# Dataset rows
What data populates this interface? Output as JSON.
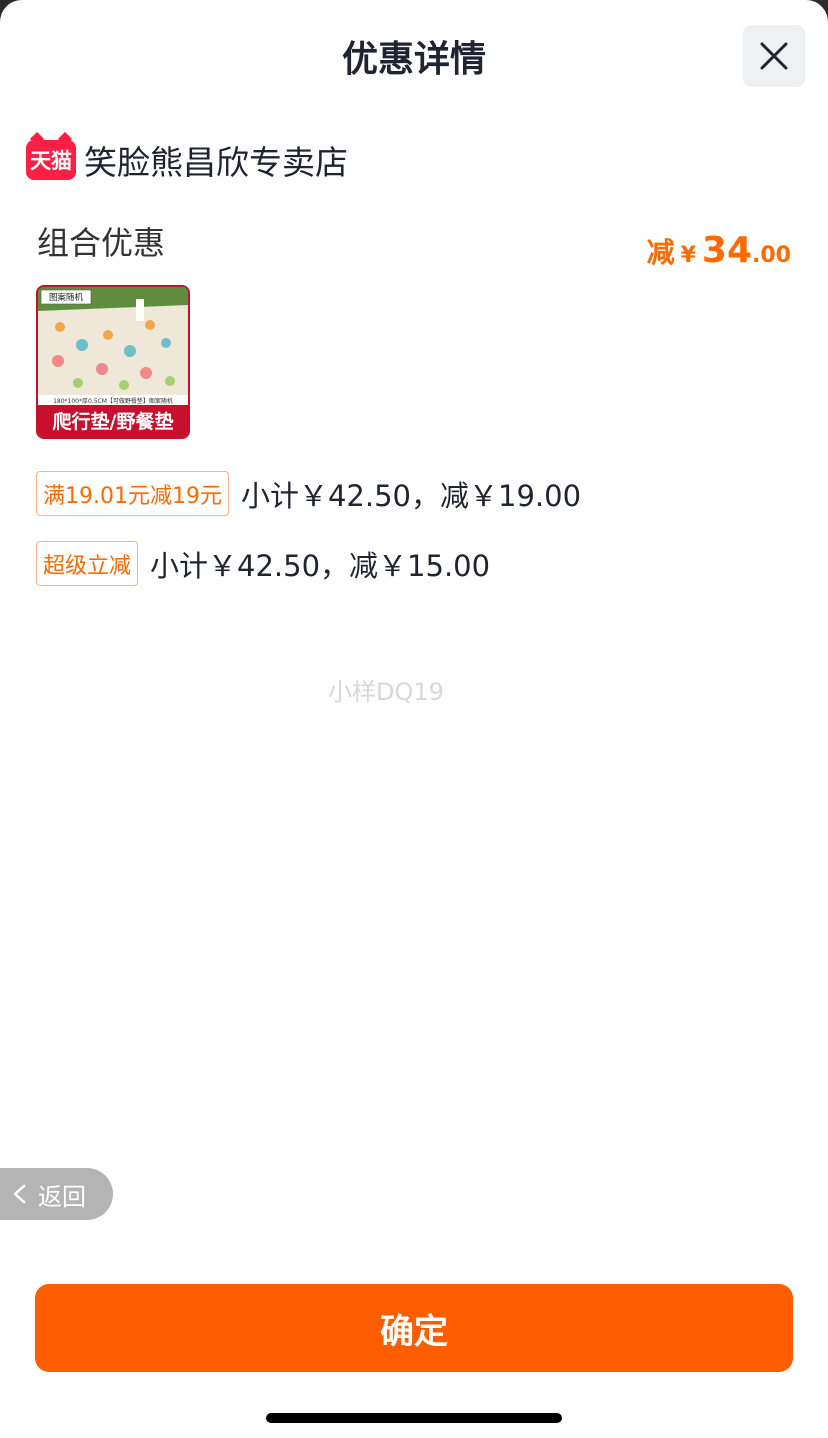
{
  "header": {
    "title": "优惠详情",
    "close_icon": "close-icon"
  },
  "store": {
    "badge": "天猫",
    "name": "笑脸熊昌欣专卖店",
    "badge_color": "#ff1f45"
  },
  "combo": {
    "title": "组合优惠",
    "saving_label": "减",
    "saving_currency": "¥",
    "saving_int": "34",
    "saving_dec": ".00",
    "accent_color": "#ff6a00"
  },
  "product": {
    "tag": "图案随机",
    "spec": "180*100*厚0.5CM【可做野餐垫】图案随机",
    "banner": "爬行垫/野餐垫"
  },
  "rules": [
    {
      "tag": "满19.01元减19元",
      "text": "小计￥42.50，减￥19.00"
    },
    {
      "tag": "超级立减",
      "text": "小计￥42.50，减￥15.00"
    }
  ],
  "watermark": "小样DQ19",
  "back": {
    "label": "返回",
    "icon": "chevron-left-icon"
  },
  "confirm": {
    "label": "确定",
    "color": "#ff5e00"
  }
}
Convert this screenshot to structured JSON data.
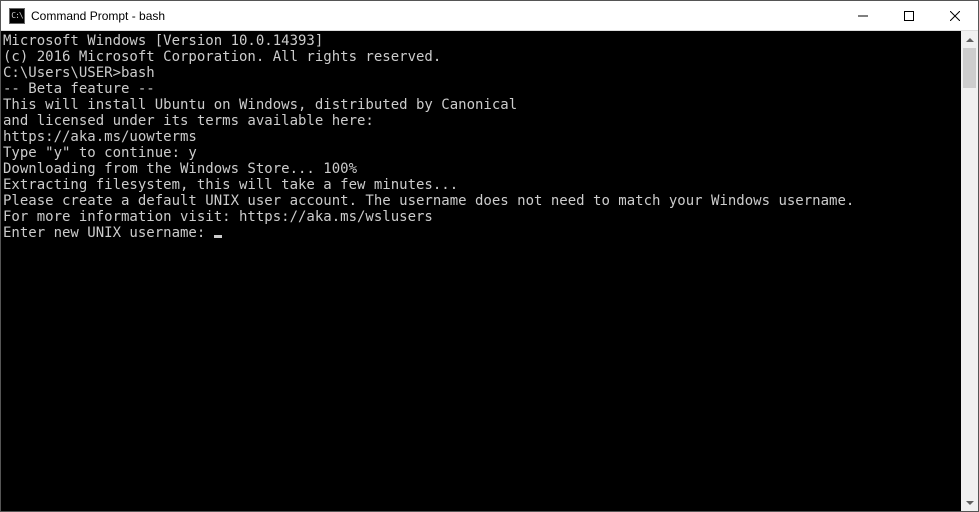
{
  "window": {
    "title": "Command Prompt - bash",
    "icon_label": "C:\\"
  },
  "terminal": {
    "lines": [
      "Microsoft Windows [Version 10.0.14393]",
      "(c) 2016 Microsoft Corporation. All rights reserved.",
      "",
      "C:\\Users\\USER>bash",
      "-- Beta feature --",
      "This will install Ubuntu on Windows, distributed by Canonical",
      "and licensed under its terms available here:",
      "https://aka.ms/uowterms",
      "",
      "Type \"y\" to continue: y",
      "Downloading from the Windows Store... 100%",
      "Extracting filesystem, this will take a few minutes...",
      "Please create a default UNIX user account. The username does not need to match your Windows username.",
      "For more information visit: https://aka.ms/wslusers",
      "Enter new UNIX username: "
    ]
  }
}
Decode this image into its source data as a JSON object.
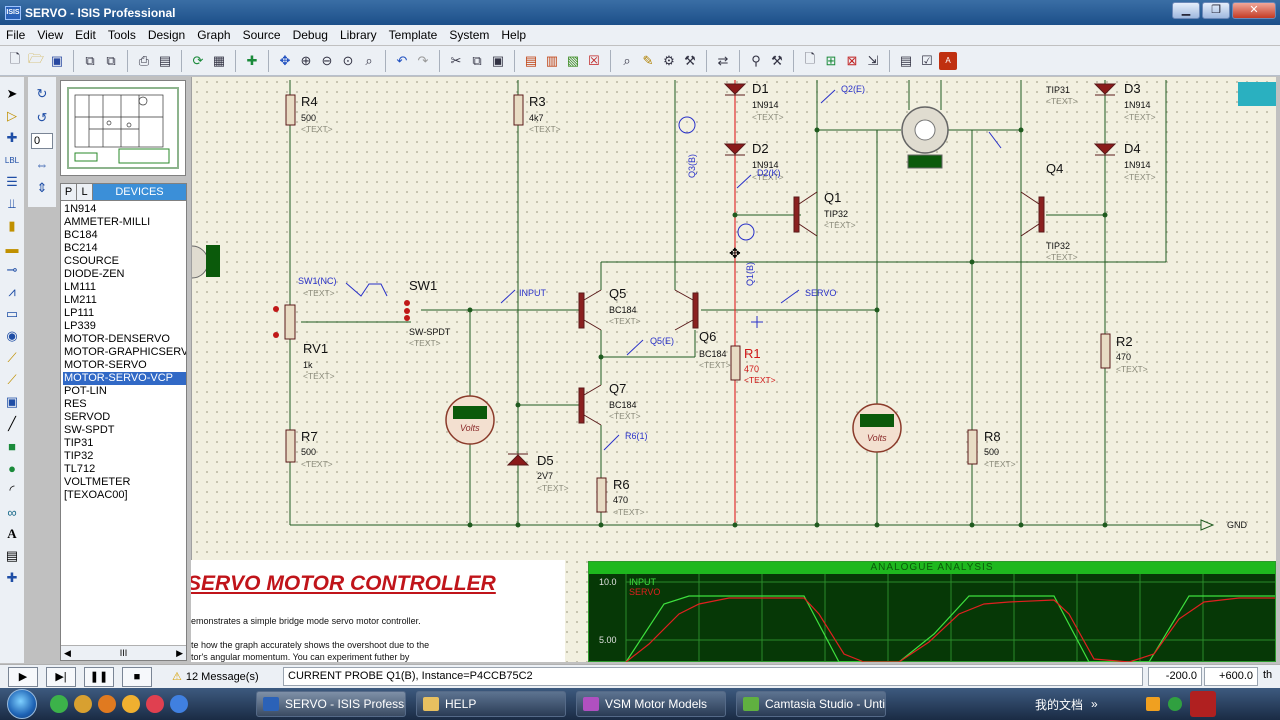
{
  "window": {
    "title": "SERVO - ISIS Professional",
    "app_icon": "ISIS"
  },
  "menu": [
    "File",
    "View",
    "Edit",
    "Tools",
    "Design",
    "Graph",
    "Source",
    "Debug",
    "Library",
    "Template",
    "System",
    "Help"
  ],
  "rotation": "0",
  "devices": {
    "tab_p": "P",
    "tab_l": "L",
    "title": "DEVICES",
    "items": [
      "1N914",
      "AMMETER-MILLI",
      "BC184",
      "BC214",
      "CSOURCE",
      "DIODE-ZEN",
      "LM111",
      "LM211",
      "LP111",
      "LP339",
      "MOTOR-DENSERVO",
      "MOTOR-GRAPHICSERVO",
      "MOTOR-SERVO",
      "MOTOR-SERVO-VCP",
      "POT-LIN",
      "RES",
      "SERVOD",
      "SW-SPDT",
      "TIP31",
      "TIP32",
      "TL712",
      "VOLTMETER",
      "[TEXOAC00]"
    ],
    "selected": "MOTOR-SERVO-VCP",
    "scroll_grip": "III"
  },
  "schematic": {
    "components": [
      {
        "ref": "R4",
        "value": "500",
        "text": "<TEXT>"
      },
      {
        "ref": "R3",
        "value": "4k7",
        "text": "<TEXT>"
      },
      {
        "ref": "D1",
        "value": "1N914",
        "text": "<TEXT>"
      },
      {
        "ref": "D2",
        "value": "1N914",
        "text": "<TEXT>"
      },
      {
        "ref": "D3",
        "value": "1N914",
        "text": "<TEXT>"
      },
      {
        "ref": "D4",
        "value": "1N914",
        "text": "<TEXT>"
      },
      {
        "ref": "Q1",
        "value": "TIP32",
        "text": "<TEXT>"
      },
      {
        "ref": "Q4",
        "value": "TIP32",
        "text": "<TEXT>"
      },
      {
        "ref": "TIP31",
        "value": "",
        "text": "<TEXT>"
      },
      {
        "ref": "Q5",
        "value": "BC184",
        "text": "<TEXT>"
      },
      {
        "ref": "Q6",
        "value": "BC184",
        "text": "<TEXT>"
      },
      {
        "ref": "Q7",
        "value": "BC184",
        "text": "<TEXT>"
      },
      {
        "ref": "SW1",
        "value": "SW-SPDT",
        "text": "<TEXT>"
      },
      {
        "ref": "RV1",
        "value": "1k",
        "text": "<TEXT>"
      },
      {
        "ref": "R1",
        "value": "470",
        "text": "<TEXT>"
      },
      {
        "ref": "R2",
        "value": "470",
        "text": "<TEXT>"
      },
      {
        "ref": "R6",
        "value": "470",
        "text": "<TEXT>"
      },
      {
        "ref": "R7",
        "value": "500",
        "text": "<TEXT>"
      },
      {
        "ref": "R8",
        "value": "500",
        "text": "<TEXT>"
      },
      {
        "ref": "D5",
        "value": "2V7",
        "text": "<TEXT>"
      }
    ],
    "probes": [
      "Q2(E)",
      "Q3(B)",
      "D2(K)",
      "Q1(B)",
      "INPUT",
      "SERVO",
      "Q5(E)",
      "R6(1)",
      "SW1(NC)"
    ],
    "voltmeter_label": "Volts",
    "ground_label": "GND"
  },
  "document": {
    "title": "SERVO MOTOR CONTROLLER",
    "line1": "emonstrates a simple bridge mode servo motor controller.",
    "line2": "te how the graph accurately shows the overshoot due to the",
    "line3": "tor's angular momentum. You can experiment futher by"
  },
  "graph": {
    "title": "ANALOGUE ANALYSIS",
    "traces": [
      {
        "name": "INPUT",
        "color": "#3ee03e"
      },
      {
        "name": "SERVO",
        "color": "#e02020"
      }
    ],
    "y_ticks": [
      "10.0",
      "5.00"
    ]
  },
  "status": {
    "messages": "12 Message(s)",
    "probe": "CURRENT PROBE Q1(B), Instance=P4CCB75C2",
    "x": "-200.0",
    "y": "+600.0",
    "unit": "th"
  },
  "taskbar": {
    "tasks": [
      {
        "label": "SERVO - ISIS Professi...",
        "active": true
      },
      {
        "label": "HELP",
        "active": false
      },
      {
        "label": "VSM Motor Models",
        "active": false
      },
      {
        "label": "Camtasia Studio - Unti...",
        "active": false
      }
    ],
    "tray_text": "我的文档",
    "tray_chevron": "»"
  }
}
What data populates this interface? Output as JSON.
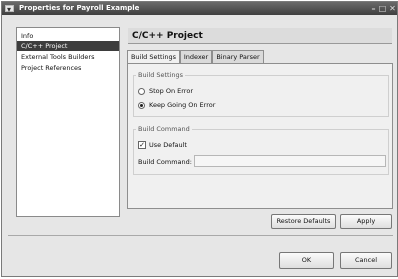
{
  "window": {
    "title": "Properties for Payroll Example"
  },
  "nav": {
    "items": [
      {
        "label": "Info"
      },
      {
        "label": "C/C++ Project",
        "selected": true
      },
      {
        "label": "External Tools Builders"
      },
      {
        "label": "Project References"
      }
    ]
  },
  "page": {
    "heading": "C/C++ Project"
  },
  "tabs": [
    {
      "label": "Build Settings",
      "active": true
    },
    {
      "label": "Indexer"
    },
    {
      "label": "Binary Parser"
    }
  ],
  "build_settings": {
    "group_title": "Build Settings",
    "stop_on_error": {
      "label": "Stop On Error",
      "selected": false
    },
    "keep_going": {
      "label": "Keep Going On Error",
      "selected": true
    }
  },
  "build_command": {
    "group_title": "Build Command",
    "use_default": {
      "label": "Use Default",
      "checked": true
    },
    "field_label": "Build Command:",
    "value": ""
  },
  "buttons": {
    "restore_defaults": "Restore Defaults",
    "apply": "Apply",
    "ok": "OK",
    "cancel": "Cancel"
  }
}
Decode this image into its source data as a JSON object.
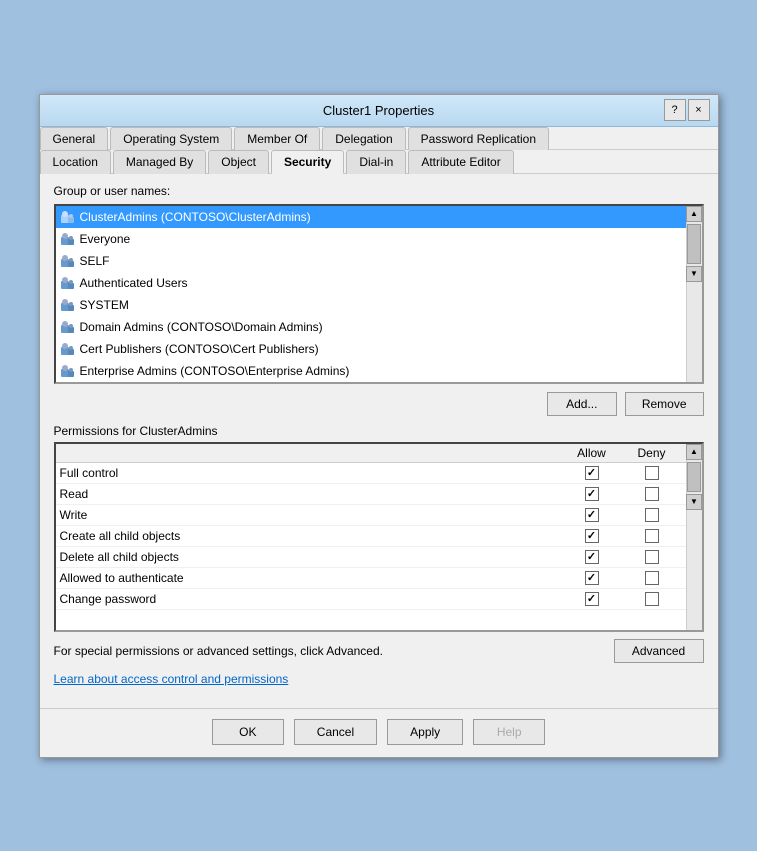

# Aim
Quote the material in full and exactly; do not carry over its pictures.

# Completed task
What data populates this interface? Output as JSON.
{
  "header": {
    "title": "优惠详情",
    "close_icon": "close-icon"
  },
  "store": {
    "badge": "天猫",
    "name": "笑脸熊昌欣专卖店",
    "badge_color": "#ff1f45"
  },
  "combo": {
    "title": "组合优惠",
    "saving_label": "减",
    "saving_currency": "¥",
    "saving_int": "34",
    "saving_dec": ".00",
    "accent_color": "#ff6a00"
  },
  "product": {
    "tag": "图案随机",
    "spec": "180*100*厚0.5CM【可做野餐垫】图案随机",
    "banner": "爬行垫/野餐垫"
  },
  "rules": [
    {
      "tag": "满19.01元减19元",
      "text": "小计￥42.50，减￥19.00"
    },
    {
      "tag": "超级立减",
      "text": "小计￥42.50，减￥15.00"
    }
  ],
  "watermark": "小样DQ19",
  "back": {
    "label": "返回",
    "icon": "chevron-left-icon"
  },
  "confirm": {
    "label": "确定",
    "color": "#ff5e00"
  }
}
Convert this screenshot to structured JSON data.
{
  "window": {
    "title": "Command Prompt - bash",
    "icon_label": "C:\\"
  },
  "terminal": {
    "lines": [
      "Microsoft Windows [Version 10.0.14393]",
      "(c) 2016 Microsoft Corporation. All rights reserved.",
      "",
      "C:\\Users\\USER>bash",
      "-- Beta feature --",
      "This will install Ubuntu on Windows, distributed by Canonical",
      "and licensed under its terms available here:",
      "https://aka.ms/uowterms",
      "",
      "Type \"y\" to continue: y",
      "Downloading from the Windows Store... 100%",
      "Extracting filesystem, this will take a few minutes...",
      "Please create a default UNIX user account. The username does not need to match your Windows username.",
      "For more information visit: https://aka.ms/wslusers",
      "Enter new UNIX username: "
    ]
  }
}
Decode this image into its source data as a JSON object.
{
  "window": {
    "title": "SERVO - ISIS Professional",
    "app_icon": "ISIS"
  },
  "menu": [
    "File",
    "View",
    "Edit",
    "Tools",
    "Design",
    "Graph",
    "Source",
    "Debug",
    "Library",
    "Template",
    "System",
    "Help"
  ],
  "rotation": "0",
  "devices": {
    "tab_p": "P",
    "tab_l": "L",
    "title": "DEVICES",
    "items": [
      "1N914",
      "AMMETER-MILLI",
      "BC184",
      "BC214",
      "CSOURCE",
      "DIODE-ZEN",
      "LM111",
      "LM211",
      "LP111",
      "LP339",
      "MOTOR-DENSERVO",
      "MOTOR-GRAPHICSERVO",
      "MOTOR-SERVO",
      "MOTOR-SERVO-VCP",
      "POT-LIN",
      "RES",
      "SERVOD",
      "SW-SPDT",
      "TIP31",
      "TIP32",
      "TL712",
      "VOLTMETER",
      "[TEXOAC00]"
    ],
    "selected": "MOTOR-SERVO-VCP",
    "scroll_grip": "III"
  },
  "schematic": {
    "components": [
      {
        "ref": "R4",
        "value": "500",
        "text": "<TEXT>"
      },
      {
        "ref": "R3",
        "value": "4k7",
        "text": "<TEXT>"
      },
      {
        "ref": "D1",
        "value": "1N914",
        "text": "<TEXT>"
      },
      {
        "ref": "D2",
        "value": "1N914",
        "text": "<TEXT>"
      },
      {
        "ref": "D3",
        "value": "1N914",
        "text": "<TEXT>"
      },
      {
        "ref": "D4",
        "value": "1N914",
        "text": "<TEXT>"
      },
      {
        "ref": "Q1",
        "value": "TIP32",
        "text": "<TEXT>"
      },
      {
        "ref": "Q4",
        "value": "TIP32",
        "text": "<TEXT>"
      },
      {
        "ref": "TIP31",
        "value": "",
        "text": "<TEXT>"
      },
      {
        "ref": "Q5",
        "value": "BC184",
        "text": "<TEXT>"
      },
      {
        "ref": "Q6",
        "value": "BC184",
        "text": "<TEXT>"
      },
      {
        "ref": "Q7",
        "value": "BC184",
        "text": "<TEXT>"
      },
      {
        "ref": "SW1",
        "value": "SW-SPDT",
        "text": "<TEXT>"
      },
      {
        "ref": "RV1",
        "value": "1k",
        "text": "<TEXT>"
      },
      {
        "ref": "R1",
        "value": "470",
        "text": "<TEXT>"
      },
      {
        "ref": "R2",
        "value": "470",
        "text": "<TEXT>"
      },
      {
        "ref": "R6",
        "value": "470",
        "text": "<TEXT>"
      },
      {
        "ref": "R7",
        "value": "500",
        "text": "<TEXT>"
      },
      {
        "ref": "R8",
        "value": "500",
        "text": "<TEXT>"
      },
      {
        "ref": "D5",
        "value": "2V7",
        "text": "<TEXT>"
      }
    ],
    "probes": [
      "Q2(E)",
      "Q3(B)",
      "D2(K)",
      "Q1(B)",
      "INPUT",
      "SERVO",
      "Q5(E)",
      "R6(1)",
      "SW1(NC)"
    ],
    "voltmeter_label": "Volts",
    "ground_label": "GND"
  },
  "document": {
    "title": "SERVO MOTOR CONTROLLER",
    "line1": "emonstrates a simple bridge mode servo motor controller.",
    "line2": "te how the graph accurately shows the overshoot due to the",
    "line3": "tor's angular momentum. You can experiment futher by"
  },
  "graph": {
    "title": "ANALOGUE ANALYSIS",
    "traces": [
      {
        "name": "INPUT",
        "color": "#3ee03e"
      },
      {
        "name": "SERVO",
        "color": "#e02020"
      }
    ],
    "y_ticks": [
      "10.0",
      "5.00"
    ]
  },
  "status": {
    "messages": "12 Message(s)",
    "probe": "CURRENT PROBE Q1(B), Instance=P4CCB75C2",
    "x": "-200.0",
    "y": "+600.0",
    "unit": "th"
  },
  "taskbar": {
    "tasks": [
      {
        "label": "SERVO - ISIS Professi...",
        "active": true
      },
      {
        "label": "HELP",
        "active": false
      },
      {
        "label": "VSM Motor Models",
        "active": false
      },
      {
        "label": "Camtasia Studio - Unti...",
        "active": false
      }
    ],
    "tray_text": "我的文档",
    "tray_chevron": "»"
  }
}
What data populates this interface? Output as JSON.
{
  "window": {
    "title": "Properties for Payroll Example"
  },
  "nav": {
    "items": [
      {
        "label": "Info"
      },
      {
        "label": "C/C++ Project",
        "selected": true
      },
      {
        "label": "External Tools Builders"
      },
      {
        "label": "Project References"
      }
    ]
  },
  "page": {
    "heading": "C/C++ Project"
  },
  "tabs": [
    {
      "label": "Build Settings",
      "active": true
    },
    {
      "label": "Indexer"
    },
    {
      "label": "Binary Parser"
    }
  ],
  "build_settings": {
    "group_title": "Build Settings",
    "stop_on_error": {
      "label": "Stop On Error",
      "selected": false
    },
    "keep_going": {
      "label": "Keep Going On Error",
      "selected": true
    }
  },
  "build_command": {
    "group_title": "Build Command",
    "use_default": {
      "label": "Use Default",
      "checked": true
    },
    "field_label": "Build Command:",
    "value": ""
  },
  "buttons": {
    "restore_defaults": "Restore Defaults",
    "apply": "Apply",
    "ok": "OK",
    "cancel": "Cancel"
  }
}
Decode this image into its source data as a JSON object.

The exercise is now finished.